- **Work required**:
Copy every one of the items below line for line, keeping each character unchanged.

# Entries start

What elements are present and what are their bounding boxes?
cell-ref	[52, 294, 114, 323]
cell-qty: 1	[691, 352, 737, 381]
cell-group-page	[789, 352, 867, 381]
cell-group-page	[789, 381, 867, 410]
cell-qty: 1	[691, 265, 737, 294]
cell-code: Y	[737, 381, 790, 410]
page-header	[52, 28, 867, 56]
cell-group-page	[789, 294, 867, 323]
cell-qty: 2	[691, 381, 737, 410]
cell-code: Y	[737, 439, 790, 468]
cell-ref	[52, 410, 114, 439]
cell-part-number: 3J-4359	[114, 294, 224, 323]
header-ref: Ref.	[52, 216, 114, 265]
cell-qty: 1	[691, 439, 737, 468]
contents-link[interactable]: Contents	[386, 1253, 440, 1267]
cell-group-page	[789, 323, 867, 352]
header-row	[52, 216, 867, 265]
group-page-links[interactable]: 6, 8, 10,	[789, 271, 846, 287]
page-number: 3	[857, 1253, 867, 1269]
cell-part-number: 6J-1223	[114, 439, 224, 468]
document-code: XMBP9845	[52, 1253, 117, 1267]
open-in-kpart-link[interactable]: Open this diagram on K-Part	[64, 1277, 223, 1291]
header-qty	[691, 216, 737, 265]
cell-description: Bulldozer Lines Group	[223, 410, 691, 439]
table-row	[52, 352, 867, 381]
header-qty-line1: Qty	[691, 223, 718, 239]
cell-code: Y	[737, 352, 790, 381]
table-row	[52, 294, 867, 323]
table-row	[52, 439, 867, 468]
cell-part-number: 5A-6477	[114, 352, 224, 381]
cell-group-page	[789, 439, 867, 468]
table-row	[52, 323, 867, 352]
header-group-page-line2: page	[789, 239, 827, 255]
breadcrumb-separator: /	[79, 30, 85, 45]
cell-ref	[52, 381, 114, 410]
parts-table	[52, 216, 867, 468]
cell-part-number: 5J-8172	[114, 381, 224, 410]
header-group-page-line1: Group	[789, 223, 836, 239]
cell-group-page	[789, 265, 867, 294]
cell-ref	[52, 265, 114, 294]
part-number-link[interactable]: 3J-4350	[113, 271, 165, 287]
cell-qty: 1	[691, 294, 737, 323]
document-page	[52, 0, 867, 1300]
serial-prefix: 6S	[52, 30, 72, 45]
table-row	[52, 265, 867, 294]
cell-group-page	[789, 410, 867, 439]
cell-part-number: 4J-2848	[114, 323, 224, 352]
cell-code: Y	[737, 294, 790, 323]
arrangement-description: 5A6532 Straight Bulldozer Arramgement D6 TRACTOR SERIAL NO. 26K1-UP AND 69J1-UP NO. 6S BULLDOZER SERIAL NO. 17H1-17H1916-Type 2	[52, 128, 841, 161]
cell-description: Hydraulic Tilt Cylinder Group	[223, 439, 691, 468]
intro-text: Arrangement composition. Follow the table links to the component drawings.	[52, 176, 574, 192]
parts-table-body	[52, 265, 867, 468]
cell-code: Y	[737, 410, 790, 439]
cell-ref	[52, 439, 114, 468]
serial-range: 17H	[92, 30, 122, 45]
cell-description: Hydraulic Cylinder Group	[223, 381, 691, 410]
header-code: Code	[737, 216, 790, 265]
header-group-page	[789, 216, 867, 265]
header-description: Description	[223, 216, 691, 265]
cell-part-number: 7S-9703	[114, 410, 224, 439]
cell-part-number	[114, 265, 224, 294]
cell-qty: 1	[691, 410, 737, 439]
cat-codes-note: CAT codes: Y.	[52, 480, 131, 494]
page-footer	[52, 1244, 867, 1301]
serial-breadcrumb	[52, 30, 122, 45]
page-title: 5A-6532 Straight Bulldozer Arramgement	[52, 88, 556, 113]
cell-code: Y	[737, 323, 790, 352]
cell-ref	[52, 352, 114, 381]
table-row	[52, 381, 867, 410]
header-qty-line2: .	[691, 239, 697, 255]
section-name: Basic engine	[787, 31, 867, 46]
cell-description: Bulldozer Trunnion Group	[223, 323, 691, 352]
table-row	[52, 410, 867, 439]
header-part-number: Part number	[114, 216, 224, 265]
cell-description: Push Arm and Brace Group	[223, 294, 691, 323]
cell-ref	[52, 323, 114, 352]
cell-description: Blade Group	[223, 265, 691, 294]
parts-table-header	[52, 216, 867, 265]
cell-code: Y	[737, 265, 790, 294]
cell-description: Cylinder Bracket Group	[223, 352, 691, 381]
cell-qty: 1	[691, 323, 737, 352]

# Entries end

- **Task response**:
What elements are present and what are their bounding boxes?
cell-ref	[52, 294, 114, 323]
cell-qty: 1	[691, 352, 737, 381]
cell-group-page	[789, 352, 867, 381]
cell-group-page	[789, 381, 867, 410]
cell-qty: 1	[691, 265, 737, 294]
cell-code: Y	[737, 381, 790, 410]
page-header	[52, 28, 867, 56]
cell-group-page	[789, 294, 867, 323]
cell-qty: 2	[691, 381, 737, 410]
cell-code: Y	[737, 439, 790, 468]
cell-ref	[52, 410, 114, 439]
cell-part-number: 3J-4359	[114, 294, 224, 323]
header-ref: Ref.	[52, 216, 114, 265]
cell-qty: 1	[691, 439, 737, 468]
contents-link[interactable]: Contents	[386, 1253, 440, 1267]
cell-group-page	[789, 323, 867, 352]
header-row	[52, 216, 867, 265]
group-page-links[interactable]: 6, 8, 10,	[789, 271, 846, 287]
page-number: 3	[857, 1253, 867, 1269]
cell-part-number: 6J-1223	[114, 439, 224, 468]
document-code: XMBP9845	[52, 1253, 117, 1267]
open-in-kpart-link[interactable]: Open this diagram on K-Part	[64, 1277, 223, 1291]
header-qty	[691, 216, 737, 265]
cell-description: Bulldozer Lines Group	[223, 410, 691, 439]
table-row	[52, 352, 867, 381]
header-qty-line1: Qty	[691, 223, 718, 239]
cell-code: Y	[737, 352, 790, 381]
table-row	[52, 294, 867, 323]
table-row	[52, 439, 867, 468]
cell-part-number: 5A-6477	[114, 352, 224, 381]
cell-group-page	[789, 439, 867, 468]
table-row	[52, 323, 867, 352]
header-group-page-line2: page	[789, 239, 827, 255]
breadcrumb-separator: /	[79, 30, 85, 45]
cell-ref	[52, 381, 114, 410]
parts-table	[52, 216, 867, 468]
cell-part-number: 5J-8172	[114, 381, 224, 410]
header-group-page-line1: Group	[789, 223, 836, 239]
cell-group-page	[789, 265, 867, 294]
cell-ref	[52, 265, 114, 294]
part-number-link[interactable]: 3J-4350	[113, 271, 165, 287]
cell-qty: 1	[691, 294, 737, 323]
document-page	[52, 0, 867, 1300]
serial-prefix: 6S	[52, 30, 72, 45]
table-row	[52, 265, 867, 294]
cell-group-page	[789, 410, 867, 439]
cell-part-number: 4J-2848	[114, 323, 224, 352]
cell-code: Y	[737, 294, 790, 323]
arrangement-description: 5A6532 Straight Bulldozer Arramgement D6 TRACTOR SERIAL NO. 26K1-UP AND 69J1-UP NO. 6S BULLDOZER SERIAL NO. 17H1-17H1916-Type 2	[52, 128, 841, 161]
cell-description: Hydraulic Tilt Cylinder Group	[223, 439, 691, 468]
intro-text: Arrangement composition. Follow the table links to the component drawings.	[52, 176, 574, 192]
parts-table-body	[52, 265, 867, 468]
cell-code: Y	[737, 410, 790, 439]
cell-ref	[52, 439, 114, 468]
serial-range: 17H	[92, 30, 122, 45]
cell-description: Hydraulic Cylinder Group	[223, 381, 691, 410]
header-code: Code	[737, 216, 790, 265]
header-group-page	[789, 216, 867, 265]
header-description: Description	[223, 216, 691, 265]
cell-part-number: 7S-9703	[114, 410, 224, 439]
cell-part-number	[114, 265, 224, 294]
cell-qty: 1	[691, 410, 737, 439]
cat-codes-note: CAT codes: Y.	[52, 480, 131, 494]
page-footer	[52, 1244, 867, 1301]
serial-breadcrumb	[52, 30, 122, 45]
page-title: 5A-6532 Straight Bulldozer Arramgement	[52, 88, 556, 113]
cell-code: Y	[737, 323, 790, 352]
cell-ref	[52, 352, 114, 381]
table-row	[52, 381, 867, 410]
header-qty-line2: .	[691, 239, 697, 255]
section-name: Basic engine	[787, 31, 867, 46]
cell-description: Bulldozer Trunnion Group	[223, 323, 691, 352]
table-row	[52, 410, 867, 439]
header-part-number: Part number	[114, 216, 224, 265]
cell-description: Push Arm and Brace Group	[223, 294, 691, 323]
cell-ref	[52, 323, 114, 352]
cell-description: Blade Group	[223, 265, 691, 294]
parts-table-header	[52, 216, 867, 265]
cell-code: Y	[737, 265, 790, 294]
cell-description: Cylinder Bracket Group	[223, 352, 691, 381]
cell-qty: 1	[691, 323, 737, 352]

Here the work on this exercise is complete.